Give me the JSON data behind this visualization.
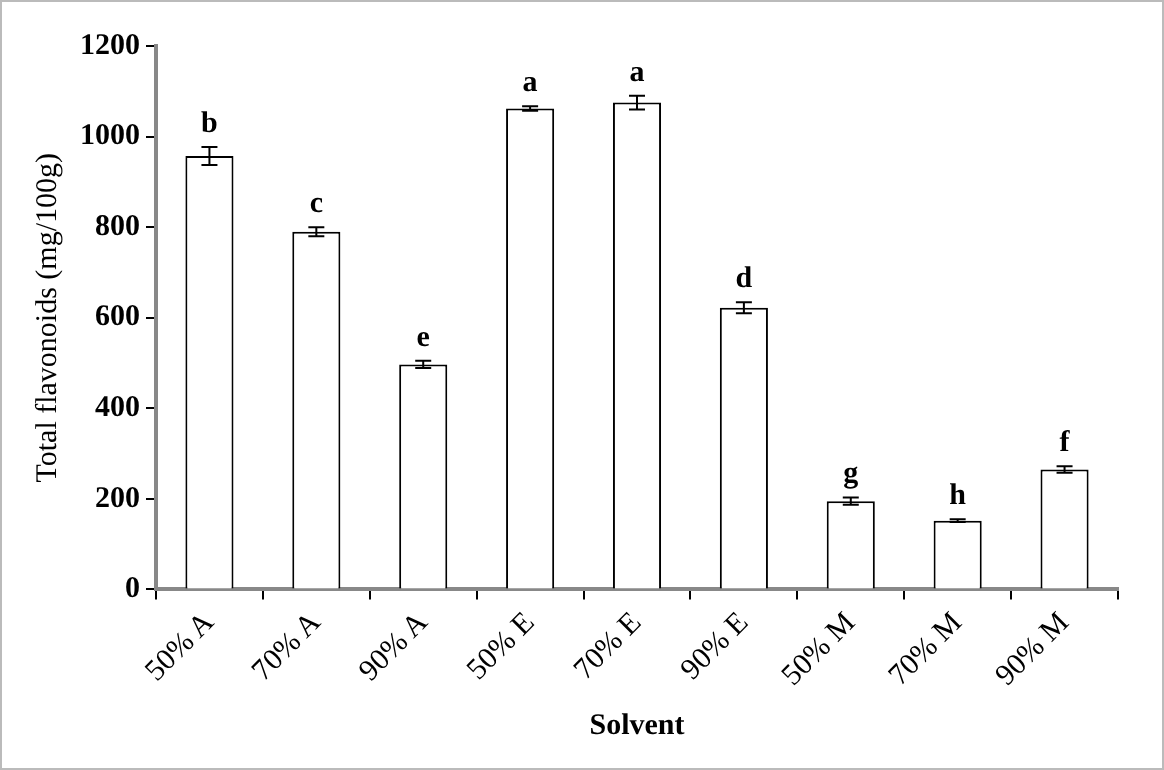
{
  "chart_data": {
    "type": "bar",
    "xlabel": "Solvent",
    "ylabel": "Total flavonoids (mg/100g)",
    "categories": [
      "50% A",
      "70% A",
      "90% A",
      "50% E",
      "70% E",
      "90% E",
      "50% M",
      "70% M",
      "90% M"
    ],
    "values": [
      957,
      790,
      497,
      1062,
      1075,
      622,
      195,
      152,
      265
    ],
    "errors": [
      20,
      10,
      8,
      5,
      15,
      12,
      8,
      3,
      7
    ],
    "color": "#ffffff",
    "ylim": [
      0,
      1200
    ],
    "yticks": [
      0,
      200,
      400,
      600,
      800,
      1000,
      1200
    ],
    "grid": false,
    "legend": false,
    "annotations": [
      {
        "text": "b",
        "x": "50% A",
        "y": 977
      },
      {
        "text": "c",
        "x": "70% A",
        "y": 800
      },
      {
        "text": "e",
        "x": "90% A",
        "y": 505
      },
      {
        "text": "a",
        "x": "50% E",
        "y": 1067
      },
      {
        "text": "a",
        "x": "70% E",
        "y": 1090
      },
      {
        "text": "d",
        "x": "90% E",
        "y": 634
      },
      {
        "text": "g",
        "x": "50% M",
        "y": 203
      },
      {
        "text": "h",
        "x": "70% M",
        "y": 155
      },
      {
        "text": "f",
        "x": "90% M",
        "y": 272
      }
    ]
  }
}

→ To do:
Go through the entries above and copy every line containing "text".

→ Answer in full:
        "text": "b",
        "text": "c",
        "text": "e",
        "text": "a",
        "text": "a",
        "text": "d",
        "text": "g",
        "text": "h",
        "text": "f",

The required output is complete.